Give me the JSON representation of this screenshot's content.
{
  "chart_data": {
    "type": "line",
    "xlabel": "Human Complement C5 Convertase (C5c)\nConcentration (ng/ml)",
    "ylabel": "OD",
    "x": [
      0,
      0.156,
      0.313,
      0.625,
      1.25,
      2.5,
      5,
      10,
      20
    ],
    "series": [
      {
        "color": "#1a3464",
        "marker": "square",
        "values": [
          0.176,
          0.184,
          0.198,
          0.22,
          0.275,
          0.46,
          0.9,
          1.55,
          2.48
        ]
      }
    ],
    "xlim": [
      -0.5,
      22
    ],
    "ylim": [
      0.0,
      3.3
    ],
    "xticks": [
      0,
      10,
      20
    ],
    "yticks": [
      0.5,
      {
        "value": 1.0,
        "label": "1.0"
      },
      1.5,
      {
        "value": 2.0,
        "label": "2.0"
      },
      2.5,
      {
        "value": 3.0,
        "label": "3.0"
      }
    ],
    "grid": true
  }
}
=-=-=-=-=
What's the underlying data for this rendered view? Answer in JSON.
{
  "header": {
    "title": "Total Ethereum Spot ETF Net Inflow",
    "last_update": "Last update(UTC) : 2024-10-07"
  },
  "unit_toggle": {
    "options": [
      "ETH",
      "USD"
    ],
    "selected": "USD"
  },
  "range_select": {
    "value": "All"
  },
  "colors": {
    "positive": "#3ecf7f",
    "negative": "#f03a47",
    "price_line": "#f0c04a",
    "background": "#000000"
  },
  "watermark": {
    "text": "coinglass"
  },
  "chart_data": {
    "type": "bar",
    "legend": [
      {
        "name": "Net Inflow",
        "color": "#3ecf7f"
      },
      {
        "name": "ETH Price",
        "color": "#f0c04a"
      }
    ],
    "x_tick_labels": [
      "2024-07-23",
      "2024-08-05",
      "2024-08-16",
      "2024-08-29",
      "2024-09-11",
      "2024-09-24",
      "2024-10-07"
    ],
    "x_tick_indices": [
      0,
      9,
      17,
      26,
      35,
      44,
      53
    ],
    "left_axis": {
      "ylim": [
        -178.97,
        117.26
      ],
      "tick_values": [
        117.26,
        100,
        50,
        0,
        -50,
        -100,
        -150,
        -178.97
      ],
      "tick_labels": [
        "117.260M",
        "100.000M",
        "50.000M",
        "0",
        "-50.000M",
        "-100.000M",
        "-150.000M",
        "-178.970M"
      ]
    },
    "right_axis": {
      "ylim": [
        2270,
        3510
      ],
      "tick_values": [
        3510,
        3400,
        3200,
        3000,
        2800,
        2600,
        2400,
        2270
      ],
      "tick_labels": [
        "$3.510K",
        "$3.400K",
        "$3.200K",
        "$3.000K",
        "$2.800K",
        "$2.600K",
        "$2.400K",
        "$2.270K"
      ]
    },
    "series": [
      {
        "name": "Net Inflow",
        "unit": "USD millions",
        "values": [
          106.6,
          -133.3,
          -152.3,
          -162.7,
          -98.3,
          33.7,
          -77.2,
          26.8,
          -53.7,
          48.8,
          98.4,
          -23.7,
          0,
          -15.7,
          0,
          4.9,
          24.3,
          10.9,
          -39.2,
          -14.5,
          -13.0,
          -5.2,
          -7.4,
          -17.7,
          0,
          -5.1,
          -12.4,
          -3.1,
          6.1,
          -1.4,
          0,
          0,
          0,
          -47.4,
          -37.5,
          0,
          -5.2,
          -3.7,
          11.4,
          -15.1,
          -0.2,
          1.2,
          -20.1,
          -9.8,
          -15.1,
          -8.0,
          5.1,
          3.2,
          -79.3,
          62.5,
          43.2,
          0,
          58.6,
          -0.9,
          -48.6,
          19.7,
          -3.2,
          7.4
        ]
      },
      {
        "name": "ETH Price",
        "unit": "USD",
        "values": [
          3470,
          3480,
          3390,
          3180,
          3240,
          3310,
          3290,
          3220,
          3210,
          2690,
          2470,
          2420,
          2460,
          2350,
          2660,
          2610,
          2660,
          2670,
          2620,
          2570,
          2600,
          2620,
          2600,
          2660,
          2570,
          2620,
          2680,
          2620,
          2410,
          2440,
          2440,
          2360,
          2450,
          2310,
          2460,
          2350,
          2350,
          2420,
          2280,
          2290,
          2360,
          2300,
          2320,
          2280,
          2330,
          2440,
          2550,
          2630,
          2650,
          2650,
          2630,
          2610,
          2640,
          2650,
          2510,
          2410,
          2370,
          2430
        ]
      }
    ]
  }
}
=-=-=-=-=
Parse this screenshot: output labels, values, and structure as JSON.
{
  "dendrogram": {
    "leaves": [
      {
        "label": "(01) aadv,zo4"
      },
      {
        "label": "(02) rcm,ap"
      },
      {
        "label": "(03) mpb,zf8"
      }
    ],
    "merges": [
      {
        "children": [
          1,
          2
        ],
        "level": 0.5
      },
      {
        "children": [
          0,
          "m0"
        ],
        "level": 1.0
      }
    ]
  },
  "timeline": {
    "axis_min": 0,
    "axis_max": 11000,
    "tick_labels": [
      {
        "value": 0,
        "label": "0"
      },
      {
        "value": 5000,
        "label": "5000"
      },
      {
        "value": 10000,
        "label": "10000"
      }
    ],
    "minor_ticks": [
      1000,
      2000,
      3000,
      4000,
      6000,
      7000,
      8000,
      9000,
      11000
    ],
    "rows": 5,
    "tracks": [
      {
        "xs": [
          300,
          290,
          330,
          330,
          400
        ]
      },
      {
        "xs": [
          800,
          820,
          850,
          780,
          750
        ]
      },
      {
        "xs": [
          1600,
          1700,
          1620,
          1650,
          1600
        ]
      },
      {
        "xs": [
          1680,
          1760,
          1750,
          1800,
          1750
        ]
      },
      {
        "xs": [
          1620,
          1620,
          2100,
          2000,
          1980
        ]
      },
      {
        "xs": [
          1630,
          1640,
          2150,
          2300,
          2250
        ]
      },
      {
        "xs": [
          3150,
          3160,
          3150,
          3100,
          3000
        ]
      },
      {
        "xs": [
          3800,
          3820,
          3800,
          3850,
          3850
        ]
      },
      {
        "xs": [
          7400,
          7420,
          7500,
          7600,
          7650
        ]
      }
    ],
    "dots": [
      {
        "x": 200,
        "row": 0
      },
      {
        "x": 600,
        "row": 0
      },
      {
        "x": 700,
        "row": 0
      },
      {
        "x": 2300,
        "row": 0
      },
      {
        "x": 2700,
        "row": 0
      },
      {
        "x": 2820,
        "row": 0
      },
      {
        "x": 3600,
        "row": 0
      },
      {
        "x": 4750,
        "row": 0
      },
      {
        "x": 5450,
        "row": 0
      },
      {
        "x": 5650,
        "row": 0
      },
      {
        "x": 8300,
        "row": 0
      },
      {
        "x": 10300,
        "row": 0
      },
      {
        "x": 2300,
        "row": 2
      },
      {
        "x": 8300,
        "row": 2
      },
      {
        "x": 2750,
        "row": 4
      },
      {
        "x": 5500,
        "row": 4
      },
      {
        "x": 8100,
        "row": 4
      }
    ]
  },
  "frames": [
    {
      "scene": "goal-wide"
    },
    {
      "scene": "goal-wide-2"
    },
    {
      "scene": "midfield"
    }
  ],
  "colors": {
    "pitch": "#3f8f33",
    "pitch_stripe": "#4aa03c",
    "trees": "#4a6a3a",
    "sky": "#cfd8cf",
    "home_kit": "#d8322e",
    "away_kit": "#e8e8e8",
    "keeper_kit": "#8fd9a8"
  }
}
=-=-=-=-=
• [Direction] Using the listing above, list every line in which the string "JSON" occurs.

• [Worked solution]
Give me the JSON representation of this screenshot's content.
What's the underlying data for this rendered view? Answer in JSON.
Parse this screenshot: output labels, values, and structure as JSON.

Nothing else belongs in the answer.